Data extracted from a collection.
========================================

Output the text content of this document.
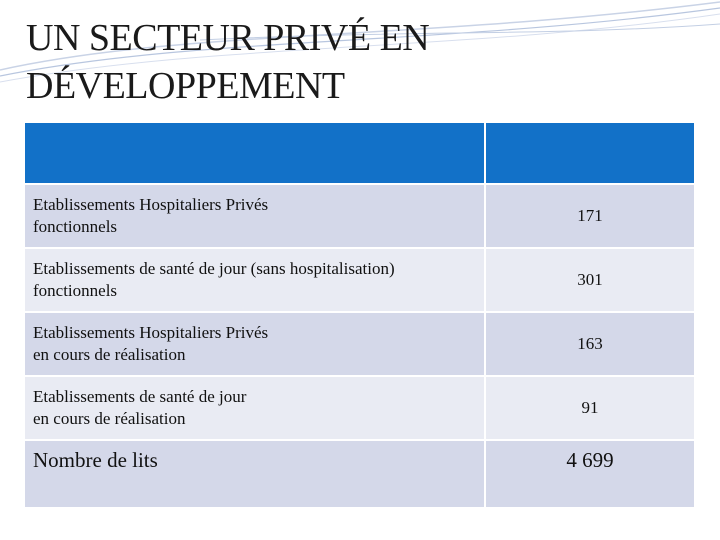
UN SECTEUR PRIVÉ EN
DÉVELOPPEMENT

Etablissements Hospitaliers Privés
fonctionnels	171

Etablissements de santé de jour (sans hospitalisation)
fonctionnels	301

Etablissements Hospitaliers Privés
en cours de réalisation	163

Etablissements de santé de jour
en cours de réalisation	91

Nombre de lits	4 699
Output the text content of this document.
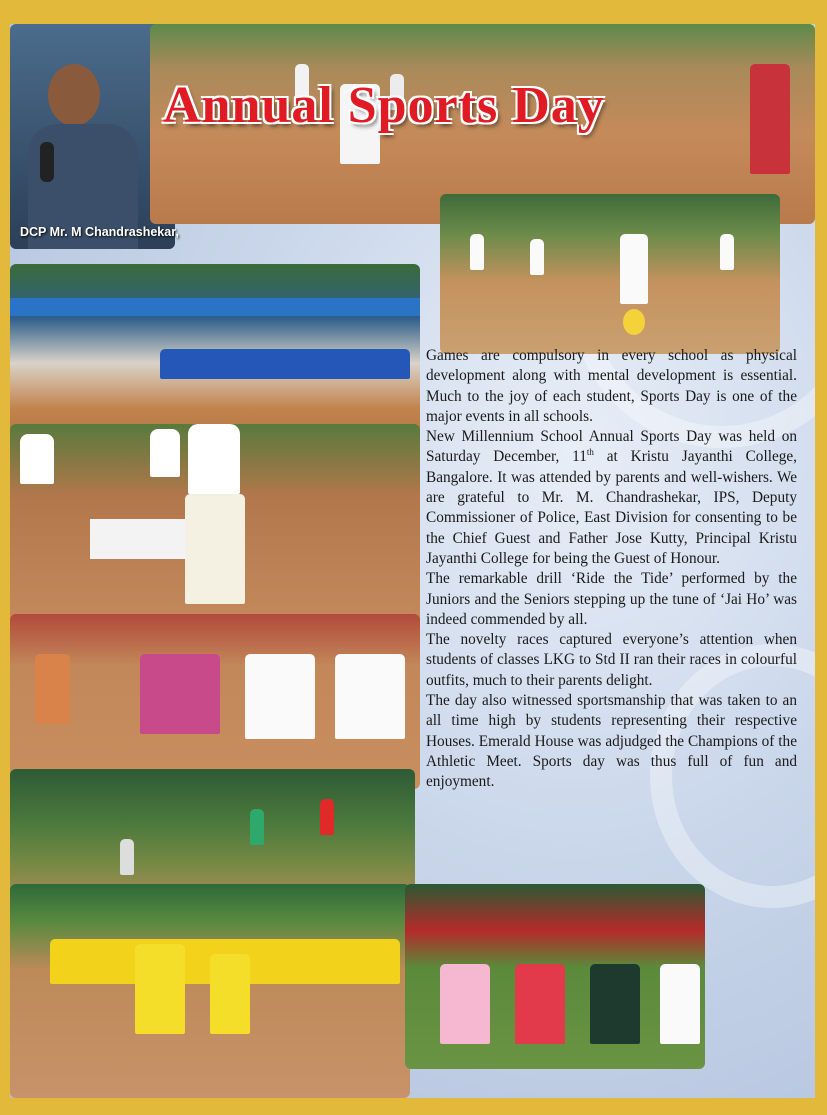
Annual Sports Day
DCP Mr. M Chandrashekar,

Games are compulsory in every school as physical development along with mental development is essential. Much to the joy of each student, Sports Day is one of the major events in all schools.

New Millennium School Annual Sports Day was held on Saturday December, 11th at Kristu Jayanthi College, Bangalore. It was attended by parents and well-wishers. We are grateful to Mr. M. Chandrashekar, IPS, Deputy Commissioner of Police, East Division for consenting to be the Chief Guest and Father Jose Kutty, Principal Kristu Jayanthi College for being the Guest of Honour.

The remarkable drill ‘Ride the Tide’ performed by the Juniors and the Seniors stepping up the tune of ‘Jai Ho’ was indeed commended by all.

The novelty races captured everyone’s attention when students of classes LKG to Std II ran their races in colourful outfits, much to their parents delight.

The day also witnessed sportsmanship that was taken to an all time high by students representing their respective Houses. Emerald House was adjudged the Champions of the Athletic Meet. Sports day was thus full of fun and enjoyment.
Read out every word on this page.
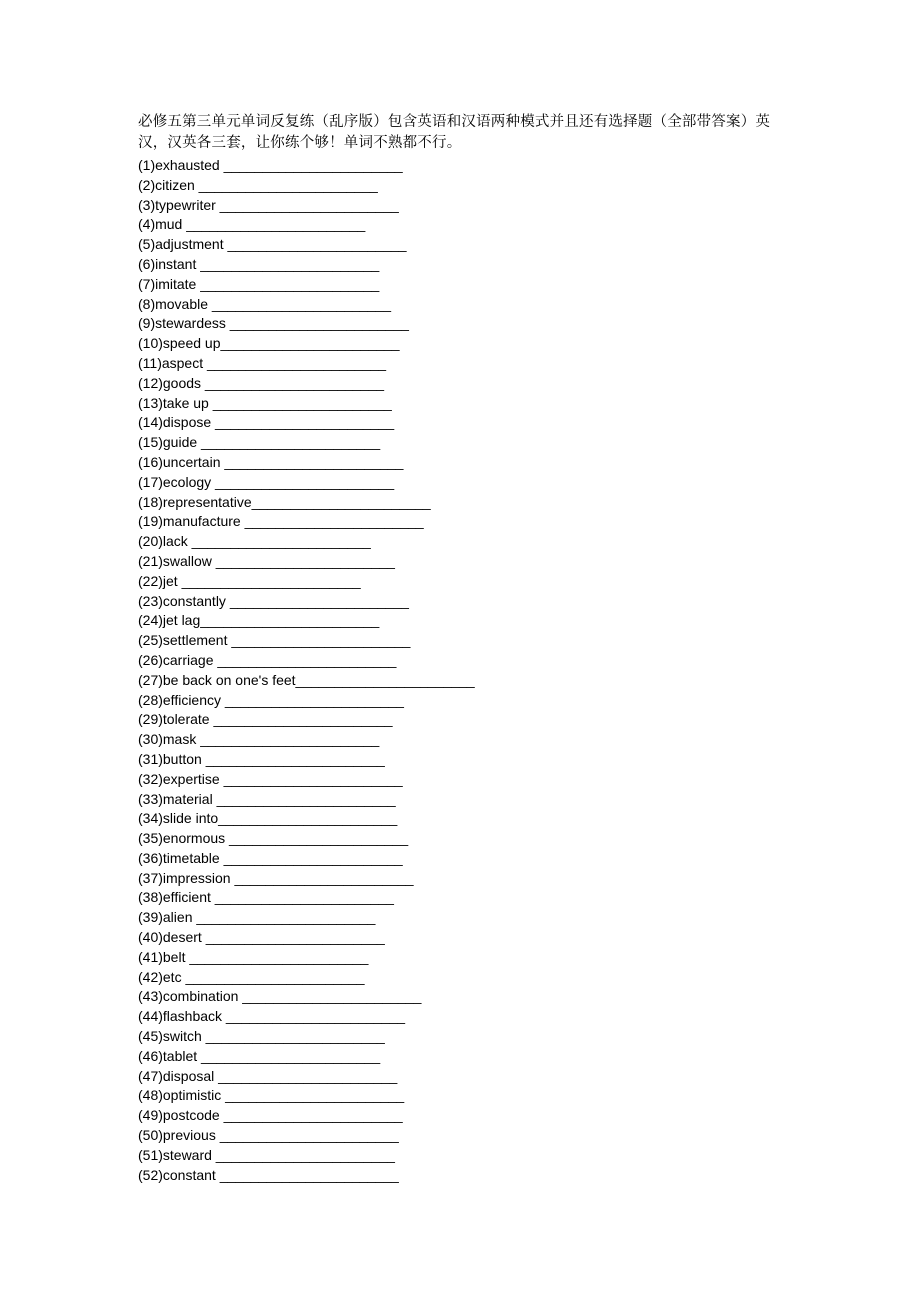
必修五第三单元单词反复练（乱序版）包含英语和汉语两种模式并且还有选择题（全部带答案）英汉，汉英各三套，让你练个够！单词不熟都不行。

(1)exhausted _______________________
(2)citizen _______________________
(3)typewriter _______________________
(4)mud _______________________
(5)adjustment _______________________
(6)instant _______________________
(7)imitate _______________________
(8)movable _______________________
(9)stewardess _______________________
(10)speed up_______________________
(11)aspect _______________________
(12)goods _______________________
(13)take up _______________________
(14)dispose _______________________
(15)guide _______________________
(16)uncertain _______________________
(17)ecology _______________________
(18)representative_______________________
(19)manufacture _______________________
(20)lack _______________________
(21)swallow _______________________
(22)jet _______________________
(23)constantly _______________________
(24)jet lag_______________________
(25)settlement _______________________
(26)carriage _______________________
(27)be back on one's feet_______________________
(28)efficiency _______________________
(29)tolerate _______________________
(30)mask _______________________
(31)button _______________________
(32)expertise _______________________
(33)material _______________________
(34)slide into_______________________
(35)enormous _______________________
(36)timetable _______________________
(37)impression _______________________
(38)efficient _______________________
(39)alien _______________________
(40)desert _______________________
(41)belt _______________________
(42)etc _______________________
(43)combination _______________________
(44)flashback _______________________
(45)switch _______________________
(46)tablet _______________________
(47)disposal _______________________
(48)optimistic _______________________
(49)postcode _______________________
(50)previous _______________________
(51)steward _______________________
(52)constant _______________________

========================================

Task brief. Omit the pictures, then output the rest of the listing exactly.

Task solution.
Output the text content of this document.
UN SECTEUR PRIVÉ EN
DÉVELOPPEMENT

Etablissements Hospitaliers Privés
fonctionnels	171

Etablissements de santé de jour (sans hospitalisation)
fonctionnels	301

Etablissements Hospitaliers Privés
en cours de réalisation	163

Etablissements de santé de jour
en cours de réalisation	91

Nombre de lits	4 699
Output the text content of this document.
Annual Sports Day
DCP Mr. M Chandrashekar,

Games are compulsory in every school as physical development along with mental development is essential. Much to the joy of each student, Sports Day is one of the major events in all schools.

New Millennium School Annual Sports Day was held on Saturday December, 11th at Kristu Jayanthi College, Bangalore. It was attended by parents and well-wishers. We are grateful to Mr. M. Chandrashekar, IPS, Deputy Commissioner of Police, East Division for consenting to be the Chief Guest and Father Jose Kutty, Principal Kristu Jayanthi College for being the Guest of Honour.

The remarkable drill ‘Ride the Tide’ performed by the Juniors and the Seniors stepping up the tune of ‘Jai Ho’ was indeed commended by all.

The novelty races captured everyone’s attention when students of classes LKG to Std II ran their races in colourful outfits, much to their parents delight.

The day also witnessed sportsmanship that was taken to an all time high by students representing their respective Houses. Emerald House was adjudged the Champions of the Athletic Meet. Sports day was thus full of fun and enjoyment.
Read out every word on this page.
必修五第三单元单词反复练（乱序版）包含英语和汉语两种模式并且还有选择题（全部带答案）英汉，汉英各三套，让你练个够！单词不熟都不行。

(1)exhausted _______________________
(2)citizen _______________________
(3)typewriter _______________________
(4)mud _______________________
(5)adjustment _______________________
(6)instant _______________________
(7)imitate _______________________
(8)movable _______________________
(9)stewardess _______________________
(10)speed up_______________________
(11)aspect _______________________
(12)goods _______________________
(13)take up _______________________
(14)dispose _______________________
(15)guide _______________________
(16)uncertain _______________________
(17)ecology _______________________
(18)representative_______________________
(19)manufacture _______________________
(20)lack _______________________
(21)swallow _______________________
(22)jet _______________________
(23)constantly _______________________
(24)jet lag_______________________
(25)settlement _______________________
(26)carriage _______________________
(27)be back on one's feet_______________________
(28)efficiency _______________________
(29)tolerate _______________________
(30)mask _______________________
(31)button _______________________
(32)expertise _______________________
(33)material _______________________
(34)slide into_______________________
(35)enormous _______________________
(36)timetable _______________________
(37)impression _______________________
(38)efficient _______________________
(39)alien _______________________
(40)desert _______________________
(41)belt _______________________
(42)etc _______________________
(43)combination _______________________
(44)flashback _______________________
(45)switch _______________________
(46)tablet _______________________
(47)disposal _______________________
(48)optimistic _______________________
(49)postcode _______________________
(50)previous _______________________
(51)steward _______________________
(52)constant _______________________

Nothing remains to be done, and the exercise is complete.